Repeat, without any change, the entries presented below.
______
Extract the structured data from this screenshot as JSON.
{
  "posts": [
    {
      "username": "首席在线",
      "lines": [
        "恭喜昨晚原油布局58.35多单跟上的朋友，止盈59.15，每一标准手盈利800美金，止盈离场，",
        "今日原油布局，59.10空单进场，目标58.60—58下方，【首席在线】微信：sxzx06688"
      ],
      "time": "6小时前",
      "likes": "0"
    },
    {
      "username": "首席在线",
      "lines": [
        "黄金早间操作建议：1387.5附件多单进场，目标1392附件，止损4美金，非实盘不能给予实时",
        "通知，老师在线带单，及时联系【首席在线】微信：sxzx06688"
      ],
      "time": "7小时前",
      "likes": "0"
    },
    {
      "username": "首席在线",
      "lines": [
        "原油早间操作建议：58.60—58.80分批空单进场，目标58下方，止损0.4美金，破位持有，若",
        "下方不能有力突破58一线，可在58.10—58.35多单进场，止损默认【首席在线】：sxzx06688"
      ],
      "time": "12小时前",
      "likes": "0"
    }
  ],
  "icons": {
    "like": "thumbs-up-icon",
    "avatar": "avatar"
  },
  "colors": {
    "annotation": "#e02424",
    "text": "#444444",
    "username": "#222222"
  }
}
______
Answer to this task —
Extract the structured data from this screenshot as JSON.
{
  "posts": [
    {
      "username": "首席在线",
      "lines": [
        "恭喜昨晚原油布局58.35多单跟上的朋友，止盈59.15，每一标准手盈利800美金，止盈离场，",
        "今日原油布局，59.10空单进场，目标58.60—58下方，【首席在线】微信：sxzx06688"
      ],
      "time": "6小时前",
      "likes": "0"
    },
    {
      "username": "首席在线",
      "lines": [
        "黄金早间操作建议：1387.5附件多单进场，目标1392附件，止损4美金，非实盘不能给予实时",
        "通知，老师在线带单，及时联系【首席在线】微信：sxzx06688"
      ],
      "time": "7小时前",
      "likes": "0"
    },
    {
      "username": "首席在线",
      "lines": [
        "原油早间操作建议：58.60—58.80分批空单进场，目标58下方，止损0.4美金，破位持有，若",
        "下方不能有力突破58一线，可在58.10—58.35多单进场，止损默认【首席在线】：sxzx06688"
      ],
      "time": "12小时前",
      "likes": "0"
    }
  ],
  "icons": {
    "like": "thumbs-up-icon",
    "avatar": "avatar"
  },
  "colors": {
    "annotation": "#e02424",
    "text": "#444444",
    "username": "#222222"
  }
}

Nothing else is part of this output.